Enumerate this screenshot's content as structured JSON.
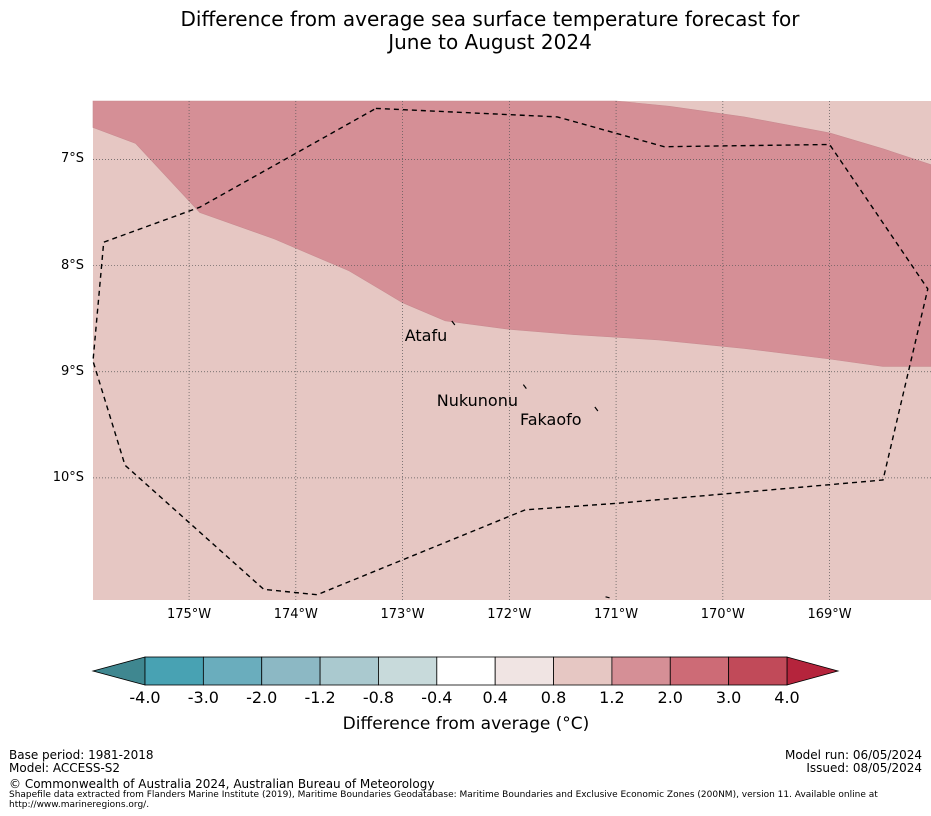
{
  "title": {
    "line1": "Difference from average sea surface temperature forecast for",
    "line2": "June to August 2024"
  },
  "map": {
    "lon_range": [
      -175.9,
      -168.05
    ],
    "lat_range": [
      -11.15,
      -6.45
    ],
    "lat_ticks": [
      {
        "value": -7,
        "label": "7°S"
      },
      {
        "value": -8,
        "label": "8°S"
      },
      {
        "value": -9,
        "label": "9°S"
      },
      {
        "value": -10,
        "label": "10°S"
      }
    ],
    "lon_ticks": [
      {
        "value": -175,
        "label": "175°W"
      },
      {
        "value": -174,
        "label": "174°W"
      },
      {
        "value": -173,
        "label": "173°W"
      },
      {
        "value": -172,
        "label": "172°W"
      },
      {
        "value": -171,
        "label": "171°W"
      },
      {
        "value": -170,
        "label": "170°W"
      },
      {
        "value": -169,
        "label": "169°W"
      }
    ],
    "background_color": "#e6c7c3",
    "warm_zone_color": "#d58f96",
    "warm_zone_boundary": [
      [
        -175.9,
        -6.7
      ],
      [
        -175.5,
        -6.85
      ],
      [
        -174.9,
        -7.5
      ],
      [
        -174.2,
        -7.75
      ],
      [
        -173.5,
        -8.05
      ],
      [
        -173.0,
        -8.35
      ],
      [
        -172.6,
        -8.52
      ],
      [
        -172.0,
        -8.6
      ],
      [
        -171.4,
        -8.65
      ],
      [
        -170.6,
        -8.7
      ],
      [
        -169.8,
        -8.78
      ],
      [
        -169.0,
        -8.88
      ],
      [
        -168.5,
        -8.95
      ],
      [
        -168.05,
        -8.95
      ],
      [
        -168.05,
        -7.05
      ],
      [
        -168.5,
        -6.9
      ],
      [
        -169.0,
        -6.75
      ],
      [
        -169.8,
        -6.6
      ],
      [
        -170.5,
        -6.5
      ],
      [
        -171.0,
        -6.45
      ],
      [
        -175.9,
        -6.45
      ]
    ],
    "eez_boundary": [
      [
        -173.25,
        -6.52
      ],
      [
        -171.55,
        -6.6
      ],
      [
        -170.55,
        -6.88
      ],
      [
        -169.0,
        -6.86
      ],
      [
        -168.6,
        -7.45
      ],
      [
        -168.08,
        -8.22
      ],
      [
        -168.5,
        -10.02
      ],
      [
        -171.0,
        -10.24
      ],
      [
        -171.85,
        -10.3
      ],
      [
        -173.8,
        -11.1
      ],
      [
        -174.3,
        -11.05
      ],
      [
        -175.6,
        -9.88
      ],
      [
        -175.9,
        -8.9
      ],
      [
        -175.8,
        -7.78
      ],
      [
        -174.9,
        -7.45
      ],
      [
        -173.25,
        -6.52
      ]
    ],
    "places": [
      {
        "name": "Atafu",
        "lon": -172.52,
        "lat": -8.55,
        "label_lon": -172.98,
        "label_lat": -8.66
      },
      {
        "name": "Nukunonu",
        "lon": -171.85,
        "lat": -9.15,
        "label_lon": -172.68,
        "label_lat": -9.28
      },
      {
        "name": "Fakaofo",
        "lon": -171.18,
        "lat": -9.36,
        "label_lon": -171.9,
        "label_lat": -9.45
      }
    ],
    "extra_marks": [
      {
        "lon": -171.08,
        "lat": -11.12
      }
    ]
  },
  "colorbar": {
    "label": "Difference from average (°C)",
    "ticks": [
      "-4.0",
      "-3.0",
      "-2.0",
      "-1.2",
      "-0.8",
      "-0.4",
      "0.4",
      "0.8",
      "1.2",
      "2.0",
      "3.0",
      "4.0"
    ],
    "colors": [
      "#48a2b3",
      "#6aadbd",
      "#8cb8c4",
      "#aac9cf",
      "#c8dadb",
      "#ffffff",
      "#f0e4e3",
      "#e6c7c3",
      "#d58f96",
      "#cd6b76",
      "#c14a59"
    ],
    "low_extend_color": "#3f8790",
    "high_extend_color": "#b5243c"
  },
  "footer": {
    "base_period": "Base period: 1981-2018",
    "model": "Model: ACCESS-S2",
    "model_run": "Model run: 06/05/2024",
    "issued": "Issued: 08/05/2024",
    "copyright": "© Commonwealth of Australia 2024, Australian Bureau of Meteorology",
    "shapefile_note": "Shapefile data extracted from Flanders Marine Institute (2019), Maritime Boundaries Geodatabase: Maritime Boundaries and Exclusive Economic Zones (200NM), version 11. Available online at http://www.marineregions.org/."
  }
}
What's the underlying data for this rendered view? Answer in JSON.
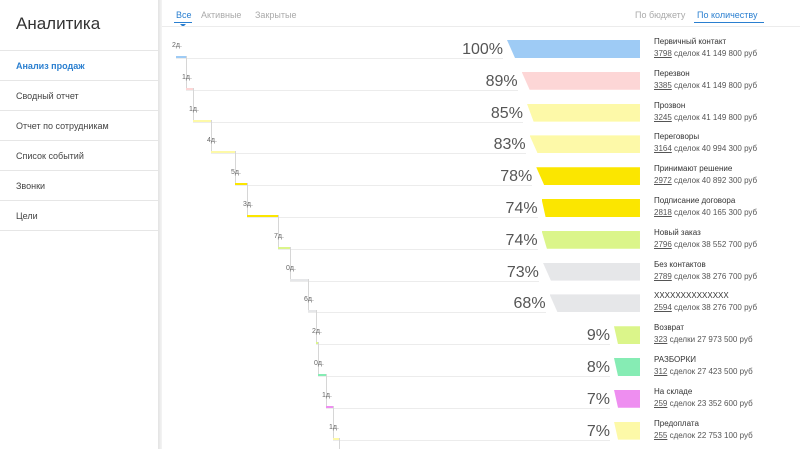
{
  "app_title": "Аналитика",
  "sidebar": {
    "items": [
      {
        "label": "Анализ продаж",
        "active": true
      },
      {
        "label": "Сводный отчет",
        "active": false
      },
      {
        "label": "Отчет по сотрудникам",
        "active": false
      },
      {
        "label": "Список событий",
        "active": false
      },
      {
        "label": "Звонки",
        "active": false
      },
      {
        "label": "Цели",
        "active": false
      }
    ]
  },
  "filters": {
    "tabs": [
      {
        "label": "Все",
        "active": true
      },
      {
        "label": "Активные",
        "active": false
      },
      {
        "label": "Закрытые",
        "active": false
      }
    ],
    "sort": [
      {
        "label": "По бюджету",
        "active": false
      },
      {
        "label": "По количеству",
        "active": true
      }
    ]
  },
  "stages": [
    {
      "name": "Первичный контакт",
      "count": "3798",
      "stats": "сделок 41 149 800 руб",
      "percent": "100%",
      "fraction": 1.0,
      "color": "#9ecbf5",
      "duration": "2д."
    },
    {
      "name": "Перезвон",
      "count": "3385",
      "stats": "сделок 41 149 800 руб",
      "percent": "89%",
      "fraction": 0.89,
      "color": "#fdd6d6",
      "duration": "1д."
    },
    {
      "name": "Прозвон",
      "count": "3245",
      "stats": "сделок 41 149 800 руб",
      "percent": "85%",
      "fraction": 0.85,
      "color": "#fdf9a8",
      "duration": "1д."
    },
    {
      "name": "Переговоры",
      "count": "3164",
      "stats": "сделок 40 994 300 руб",
      "percent": "83%",
      "fraction": 0.83,
      "color": "#fdf9a8",
      "duration": "4д."
    },
    {
      "name": "Принимают решение",
      "count": "2972",
      "stats": "сделок 40 892 300 руб",
      "percent": "78%",
      "fraction": 0.78,
      "color": "#fbe600",
      "duration": "5д."
    },
    {
      "name": "Подписание договора",
      "count": "2818",
      "stats": "сделок 40 165 300 руб",
      "percent": "74%",
      "fraction": 0.74,
      "color": "#fbe600",
      "duration": "3д."
    },
    {
      "name": "Новый заказ",
      "count": "2796",
      "stats": "сделок 38 552 700 руб",
      "percent": "74%",
      "fraction": 0.74,
      "color": "#dbf58a",
      "duration": "7д."
    },
    {
      "name": "Без контактов",
      "count": "2789",
      "stats": "сделок 38 276 700 руб",
      "percent": "73%",
      "fraction": 0.73,
      "color": "#e6e7e9",
      "duration": "0д."
    },
    {
      "name": "XXXXXXXXXXXXXX",
      "count": "2594",
      "stats": "сделок 38 276 700 руб",
      "percent": "68%",
      "fraction": 0.68,
      "color": "#e6e7e9",
      "duration": "6д."
    },
    {
      "name": "Возврат",
      "count": "323",
      "stats": "сделки 27 973 500 руб",
      "percent": "9%",
      "fraction": 0.09,
      "color": "#dbf58a",
      "duration": "2д."
    },
    {
      "name": "РАЗБОРКИ",
      "count": "312",
      "stats": "сделок 27 423 500 руб",
      "percent": "8%",
      "fraction": 0.08,
      "color": "#86ecb4",
      "duration": "0д."
    },
    {
      "name": "На складе",
      "count": "259",
      "stats": "сделок 23 352 600 руб",
      "percent": "7%",
      "fraction": 0.07,
      "color": "#ee8ef0",
      "duration": "1д."
    },
    {
      "name": "Предоплата",
      "count": "255",
      "stats": "сделок 22 753 100 руб",
      "percent": "7%",
      "fraction": 0.07,
      "color": "#fdf9a8",
      "duration": "1д."
    }
  ]
}
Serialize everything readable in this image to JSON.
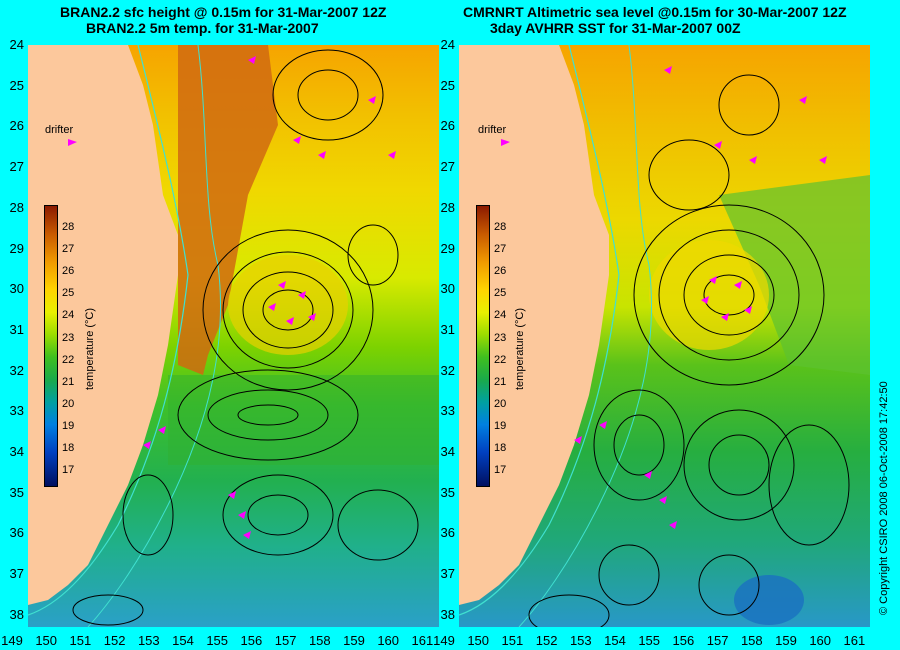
{
  "left_panel": {
    "title_line1": "BRAN2.2 sfc height @ 0.15m for 31-Mar-2007 12Z",
    "title_line2": "BRAN2.2 5m temp. for 31-Mar-2007",
    "drifter_label": "drifter",
    "colorbar_title": "temperature (°C)"
  },
  "right_panel": {
    "title_line1": "CMRNRT Altimetric sea level  @0.15m  for 30-Mar-2007 12Z",
    "title_line2": "3day AVHRR SST for 31-Mar-2007 00Z",
    "drifter_label": "drifter",
    "colorbar_title": "temperature (°C)"
  },
  "y_axis_labels": [
    "24",
    "25",
    "26",
    "27",
    "28",
    "29",
    "30",
    "31",
    "32",
    "33",
    "34",
    "35",
    "36",
    "37",
    "38"
  ],
  "x_axis_labels": [
    "149",
    "150",
    "151",
    "152",
    "153",
    "154",
    "155",
    "156",
    "157",
    "158",
    "159",
    "160",
    "161"
  ],
  "colorbar_labels": [
    "28",
    "27",
    "26",
    "25",
    "24",
    "23",
    "22",
    "21",
    "20",
    "19",
    "18",
    "17"
  ],
  "copyright": "© Copyright CSIRO 2008   06-Oct-2008 17:42:50",
  "colors": {
    "land": "#fcc89c",
    "frame": "#00ffff",
    "drifter": "#ff00ff",
    "contour": "#000000",
    "isobath": "#40e0d0"
  }
}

The exercise
For the listing above, identify each line bearing "average".

The result
    "line1": "Difference from average sea surface temperature forecast for",
    "label": "Difference from average (°C)",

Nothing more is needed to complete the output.